#### EXERCISE REQUIREMENTS:
Reproduce the records below exactly as they appear.

Dataset items

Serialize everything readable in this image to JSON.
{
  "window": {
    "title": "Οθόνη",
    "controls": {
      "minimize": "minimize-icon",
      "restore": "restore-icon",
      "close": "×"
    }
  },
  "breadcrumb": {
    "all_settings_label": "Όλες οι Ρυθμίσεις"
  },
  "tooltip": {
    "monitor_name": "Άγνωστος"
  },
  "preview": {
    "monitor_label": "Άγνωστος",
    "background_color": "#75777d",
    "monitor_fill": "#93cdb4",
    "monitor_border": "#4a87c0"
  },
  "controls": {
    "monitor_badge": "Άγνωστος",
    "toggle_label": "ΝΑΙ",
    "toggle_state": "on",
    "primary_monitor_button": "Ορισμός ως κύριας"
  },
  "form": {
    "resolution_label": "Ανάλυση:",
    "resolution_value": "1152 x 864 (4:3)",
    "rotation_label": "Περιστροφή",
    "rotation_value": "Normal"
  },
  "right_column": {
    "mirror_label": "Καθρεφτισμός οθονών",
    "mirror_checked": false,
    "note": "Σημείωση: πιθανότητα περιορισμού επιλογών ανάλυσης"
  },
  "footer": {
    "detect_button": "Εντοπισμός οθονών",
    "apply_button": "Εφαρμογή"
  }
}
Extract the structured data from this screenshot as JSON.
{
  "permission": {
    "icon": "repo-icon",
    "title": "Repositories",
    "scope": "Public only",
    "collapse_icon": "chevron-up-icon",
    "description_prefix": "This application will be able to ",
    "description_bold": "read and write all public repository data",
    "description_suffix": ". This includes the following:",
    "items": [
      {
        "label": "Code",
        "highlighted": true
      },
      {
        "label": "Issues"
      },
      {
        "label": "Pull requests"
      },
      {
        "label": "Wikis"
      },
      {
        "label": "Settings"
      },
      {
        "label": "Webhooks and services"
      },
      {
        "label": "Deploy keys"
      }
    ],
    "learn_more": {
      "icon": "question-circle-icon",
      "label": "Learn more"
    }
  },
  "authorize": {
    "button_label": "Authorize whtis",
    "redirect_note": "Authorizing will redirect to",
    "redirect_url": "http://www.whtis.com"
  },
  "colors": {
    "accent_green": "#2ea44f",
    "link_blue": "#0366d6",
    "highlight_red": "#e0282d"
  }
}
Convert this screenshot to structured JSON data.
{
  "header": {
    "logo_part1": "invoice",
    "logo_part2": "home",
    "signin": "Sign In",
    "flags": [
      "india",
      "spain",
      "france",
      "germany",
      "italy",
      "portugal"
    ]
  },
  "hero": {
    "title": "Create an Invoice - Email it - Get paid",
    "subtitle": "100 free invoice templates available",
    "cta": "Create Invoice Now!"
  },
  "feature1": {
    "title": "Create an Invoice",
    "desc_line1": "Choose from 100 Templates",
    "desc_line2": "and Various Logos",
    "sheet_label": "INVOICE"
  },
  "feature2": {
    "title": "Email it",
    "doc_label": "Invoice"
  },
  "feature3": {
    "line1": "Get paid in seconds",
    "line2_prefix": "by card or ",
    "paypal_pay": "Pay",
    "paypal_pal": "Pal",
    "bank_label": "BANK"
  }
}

#### CORRECT OUTPUT:
Serialize everything readable in this image to JSON.
{
  "window": {
    "title": "Οθόνη",
    "controls": {
      "minimize": "minimize-icon",
      "restore": "restore-icon",
      "close": "×"
    }
  },
  "breadcrumb": {
    "all_settings_label": "Όλες οι Ρυθμίσεις"
  },
  "tooltip": {
    "monitor_name": "Άγνωστος"
  },
  "preview": {
    "monitor_label": "Άγνωστος",
    "background_color": "#75777d",
    "monitor_fill": "#93cdb4",
    "monitor_border": "#4a87c0"
  },
  "controls": {
    "monitor_badge": "Άγνωστος",
    "toggle_label": "ΝΑΙ",
    "toggle_state": "on",
    "primary_monitor_button": "Ορισμός ως κύριας"
  },
  "form": {
    "resolution_label": "Ανάλυση:",
    "resolution_value": "1152 x 864 (4:3)",
    "rotation_label": "Περιστροφή",
    "rotation_value": "Normal"
  },
  "right_column": {
    "mirror_label": "Καθρεφτισμός οθονών",
    "mirror_checked": false,
    "note": "Σημείωση: πιθανότητα περιορισμού επιλογών ανάλυσης"
  },
  "footer": {
    "detect_button": "Εντοπισμός οθονών",
    "apply_button": "Εφαρμογή"
  }
}
Extract the structured data from this screenshot as JSON.
{
  "permission": {
    "icon": "repo-icon",
    "title": "Repositories",
    "scope": "Public only",
    "collapse_icon": "chevron-up-icon",
    "description_prefix": "This application will be able to ",
    "description_bold": "read and write all public repository data",
    "description_suffix": ". This includes the following:",
    "items": [
      {
        "label": "Code",
        "highlighted": true
      },
      {
        "label": "Issues"
      },
      {
        "label": "Pull requests"
      },
      {
        "label": "Wikis"
      },
      {
        "label": "Settings"
      },
      {
        "label": "Webhooks and services"
      },
      {
        "label": "Deploy keys"
      }
    ],
    "learn_more": {
      "icon": "question-circle-icon",
      "label": "Learn more"
    }
  },
  "authorize": {
    "button_label": "Authorize whtis",
    "redirect_note": "Authorizing will redirect to",
    "redirect_url": "http://www.whtis.com"
  },
  "colors": {
    "accent_green": "#2ea44f",
    "link_blue": "#0366d6",
    "highlight_red": "#e0282d"
  }
}
Convert this screenshot to structured JSON data.
{
  "header": {
    "logo_part1": "invoice",
    "logo_part2": "home",
    "signin": "Sign In",
    "flags": [
      "india",
      "spain",
      "france",
      "germany",
      "italy",
      "portugal"
    ]
  },
  "hero": {
    "title": "Create an Invoice - Email it - Get paid",
    "subtitle": "100 free invoice templates available",
    "cta": "Create Invoice Now!"
  },
  "feature1": {
    "title": "Create an Invoice",
    "desc_line1": "Choose from 100 Templates",
    "desc_line2": "and Various Logos",
    "sheet_label": "INVOICE"
  },
  "feature2": {
    "title": "Email it",
    "doc_label": "Invoice"
  },
  "feature3": {
    "line1": "Get paid in seconds",
    "line2_prefix": "by card or ",
    "paypal_pay": "Pay",
    "paypal_pal": "Pal",
    "bank_label": "BANK"
  }
}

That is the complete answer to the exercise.